Element and region listings:
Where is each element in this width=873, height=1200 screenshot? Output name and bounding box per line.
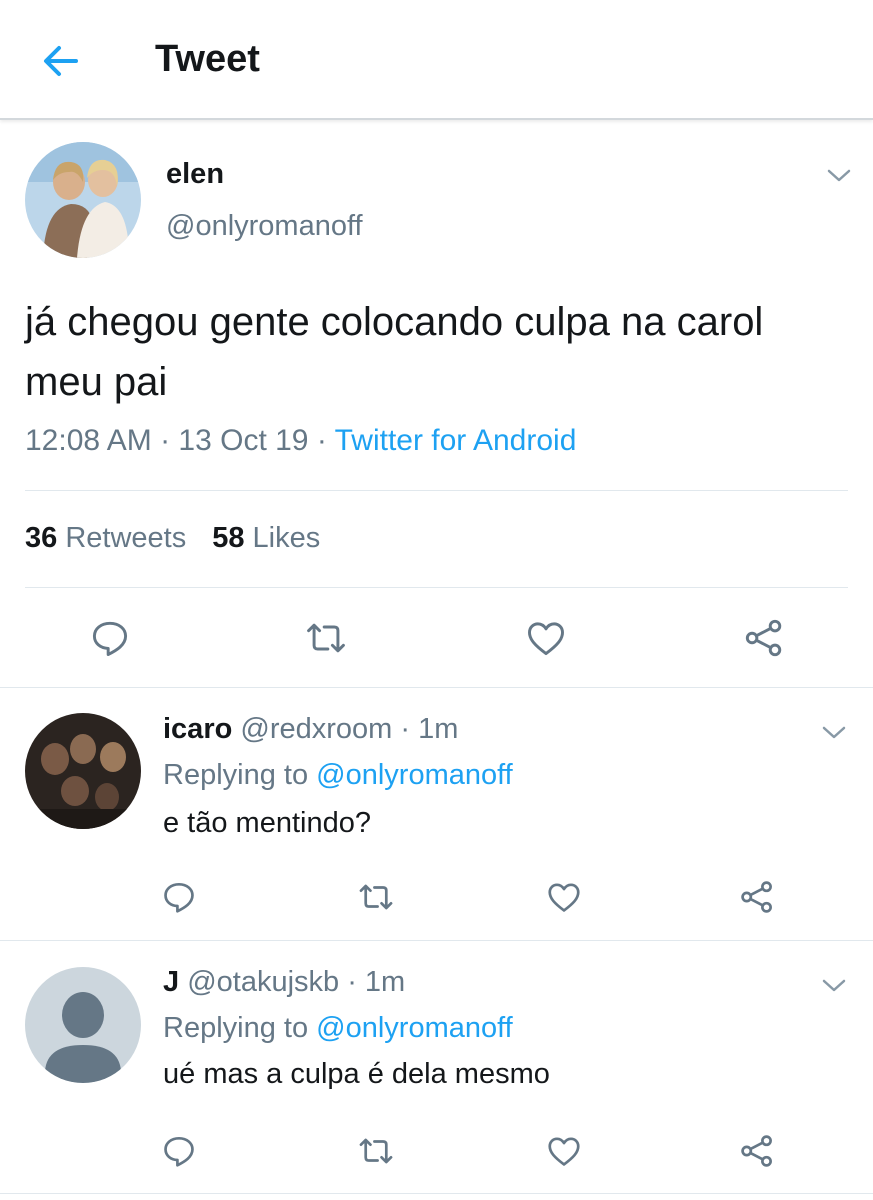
author-handle[interactable]: @onlyromanoff [166, 210, 363, 243]
retweet-button[interactable] [357, 1132, 395, 1170]
share-button[interactable] [742, 616, 786, 660]
reply-icon [164, 882, 194, 913]
share-icon [741, 881, 772, 913]
reply-button[interactable] [160, 1132, 198, 1170]
chevron-down-icon [827, 169, 851, 182]
heart-icon [548, 883, 580, 912]
reply-text: ué mas a culpa é dela mesmo [163, 1058, 550, 1090]
author-name[interactable]: elen [166, 158, 224, 191]
share-icon [745, 619, 782, 657]
likes-label: Likes [252, 522, 321, 554]
retweets-stat[interactable]: 36 Retweets [25, 522, 186, 554]
retweet-icon [307, 623, 345, 653]
reply-tweet[interactable]: J @otakujskb · 1m Replying to @onlyroman… [0, 942, 873, 1194]
reply-handle-time: @redxroom · 1m [240, 713, 459, 745]
heart-icon [528, 622, 564, 656]
reply-button[interactable] [160, 878, 198, 916]
arrow-left-icon [44, 46, 78, 76]
mention-link[interactable]: @onlyromanoff [316, 1012, 513, 1044]
like-button[interactable] [545, 1132, 583, 1170]
likes-stat[interactable]: 58 Likes [212, 522, 320, 554]
avatar[interactable] [25, 713, 141, 829]
tweet-menu-button[interactable] [821, 978, 847, 994]
reply-handle-time: @otakujskb · 1m [187, 966, 406, 998]
page-title: Tweet [155, 38, 260, 80]
reply-tweet[interactable]: icaro @redxroom · 1m Replying to @onlyro… [0, 689, 873, 941]
divider [25, 490, 848, 491]
back-button[interactable] [40, 40, 82, 82]
tweet-menu-button[interactable] [821, 725, 847, 741]
retweet-icon [359, 884, 393, 910]
reply-author-name[interactable]: J [163, 966, 179, 998]
like-button[interactable] [524, 616, 568, 660]
reply-icon [164, 1136, 194, 1167]
chevron-down-icon [822, 726, 846, 739]
retweet-button[interactable] [304, 616, 348, 660]
top-bar: Tweet [0, 0, 873, 120]
tweet-menu-button[interactable] [826, 168, 852, 184]
reply-icon [92, 621, 128, 656]
like-button[interactable] [545, 878, 583, 916]
divider [25, 587, 848, 588]
default-avatar-icon [25, 967, 141, 1083]
reply-button[interactable] [88, 616, 132, 660]
avatar[interactable] [25, 142, 141, 258]
reply-header: icaro @redxroom · 1m [163, 713, 458, 746]
tweet-source[interactable]: Twitter for Android [335, 424, 577, 457]
replying-to: Replying to @onlyromanoff [163, 759, 513, 792]
replying-prefix: Replying to [163, 1012, 317, 1044]
chevron-down-icon [822, 979, 846, 992]
retweet-button[interactable] [357, 878, 395, 916]
reply-text: e tão mentindo? [163, 807, 371, 839]
tweet-timestamp[interactable]: 12:08 AM · 13 Oct 19 · [25, 424, 335, 457]
share-button[interactable] [738, 878, 776, 916]
avatar[interactable] [25, 967, 141, 1083]
reply-header: J @otakujskb · 1m [163, 966, 405, 999]
tweet-text: já chegou gente colocando culpa na carol… [25, 300, 764, 404]
retweets-count: 36 [25, 522, 58, 554]
replying-to: Replying to @onlyromanoff [163, 1012, 513, 1045]
share-button[interactable] [738, 1132, 776, 1170]
likes-count: 58 [212, 522, 245, 554]
reply-author-name[interactable]: icaro [163, 713, 232, 745]
retweets-label: Retweets [65, 522, 187, 554]
retweet-icon [359, 1138, 393, 1164]
tweet-meta: 12:08 AM · 13 Oct 19 · Twitter for Andro… [25, 424, 576, 458]
share-icon [741, 1135, 772, 1167]
replying-prefix: Replying to [163, 759, 317, 791]
tweet-stats: 36 Retweets 58 Likes [25, 522, 320, 555]
main-tweet: elen @onlyromanoff já chegou gente coloc… [0, 122, 873, 688]
heart-icon [548, 1137, 580, 1166]
mention-link[interactable]: @onlyromanoff [316, 759, 513, 791]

WHAT IS REQUIRED:
Reproduce every line of the rows above word for word, omitting the pictures.

CORRECT RESPONSE:
Where is each element in this width=873, height=1200 screenshot? Output name and bounding box per line.
author-handle[interactable]: @onlyromanoff [166, 210, 363, 243]
retweet-button[interactable] [357, 1132, 395, 1170]
share-button[interactable] [742, 616, 786, 660]
reply-icon [164, 882, 194, 913]
share-icon [741, 881, 772, 913]
reply-button[interactable] [160, 1132, 198, 1170]
chevron-down-icon [827, 169, 851, 182]
heart-icon [548, 883, 580, 912]
reply-text: ué mas a culpa é dela mesmo [163, 1058, 550, 1090]
author-name[interactable]: elen [166, 158, 224, 191]
share-icon [745, 619, 782, 657]
likes-label: Likes [252, 522, 321, 554]
retweets-stat[interactable]: 36 Retweets [25, 522, 186, 554]
retweet-icon [307, 623, 345, 653]
reply-tweet[interactable]: J @otakujskb · 1m Replying to @onlyroman… [0, 942, 873, 1194]
reply-handle-time: @redxroom · 1m [240, 713, 459, 745]
heart-icon [528, 622, 564, 656]
reply-button[interactable] [160, 878, 198, 916]
arrow-left-icon [44, 46, 78, 76]
mention-link[interactable]: @onlyromanoff [316, 1012, 513, 1044]
like-button[interactable] [545, 1132, 583, 1170]
likes-stat[interactable]: 58 Likes [212, 522, 320, 554]
avatar[interactable] [25, 713, 141, 829]
tweet-menu-button[interactable] [821, 978, 847, 994]
reply-handle-time: @otakujskb · 1m [187, 966, 406, 998]
page-title: Tweet [155, 38, 260, 80]
reply-tweet[interactable]: icaro @redxroom · 1m Replying to @onlyro… [0, 689, 873, 941]
divider [25, 490, 848, 491]
back-button[interactable] [40, 40, 82, 82]
tweet-menu-button[interactable] [821, 725, 847, 741]
retweet-icon [359, 884, 393, 910]
reply-author-name[interactable]: J [163, 966, 179, 998]
like-button[interactable] [524, 616, 568, 660]
reply-icon [164, 1136, 194, 1167]
chevron-down-icon [822, 726, 846, 739]
retweet-button[interactable] [304, 616, 348, 660]
top-bar: Tweet [0, 0, 873, 120]
tweet-menu-button[interactable] [826, 168, 852, 184]
reply-icon [92, 621, 128, 656]
like-button[interactable] [545, 878, 583, 916]
divider [25, 587, 848, 588]
default-avatar-icon [25, 967, 141, 1083]
reply-button[interactable] [88, 616, 132, 660]
avatar[interactable] [25, 142, 141, 258]
reply-header: icaro @redxroom · 1m [163, 713, 458, 746]
tweet-source[interactable]: Twitter for Android [335, 424, 577, 457]
replying-to: Replying to @onlyromanoff [163, 759, 513, 792]
replying-prefix: Replying to [163, 1012, 317, 1044]
chevron-down-icon [822, 979, 846, 992]
retweet-button[interactable] [357, 878, 395, 916]
reply-text: e tão mentindo? [163, 807, 371, 839]
tweet-timestamp[interactable]: 12:08 AM · 13 Oct 19 · [25, 424, 335, 457]
share-button[interactable] [738, 878, 776, 916]
avatar[interactable] [25, 967, 141, 1083]
reply-header: J @otakujskb · 1m [163, 966, 405, 999]
tweet-text: já chegou gente colocando culpa na carol… [25, 300, 764, 404]
retweets-count: 36 [25, 522, 58, 554]
replying-to: Replying to @onlyromanoff [163, 1012, 513, 1045]
share-button[interactable] [738, 1132, 776, 1170]
likes-count: 58 [212, 522, 245, 554]
reply-author-name[interactable]: icaro [163, 713, 232, 745]
retweets-label: Retweets [65, 522, 187, 554]
retweet-icon [359, 1138, 393, 1164]
tweet-meta: 12:08 AM · 13 Oct 19 · Twitter for Andro… [25, 424, 576, 458]
share-icon [741, 1135, 772, 1167]
replying-prefix: Replying to [163, 759, 317, 791]
tweet-stats: 36 Retweets 58 Likes [25, 522, 320, 555]
main-tweet: elen @onlyromanoff já chegou gente coloc… [0, 122, 873, 688]
heart-icon [548, 1137, 580, 1166]
mention-link[interactable]: @onlyromanoff [316, 759, 513, 791]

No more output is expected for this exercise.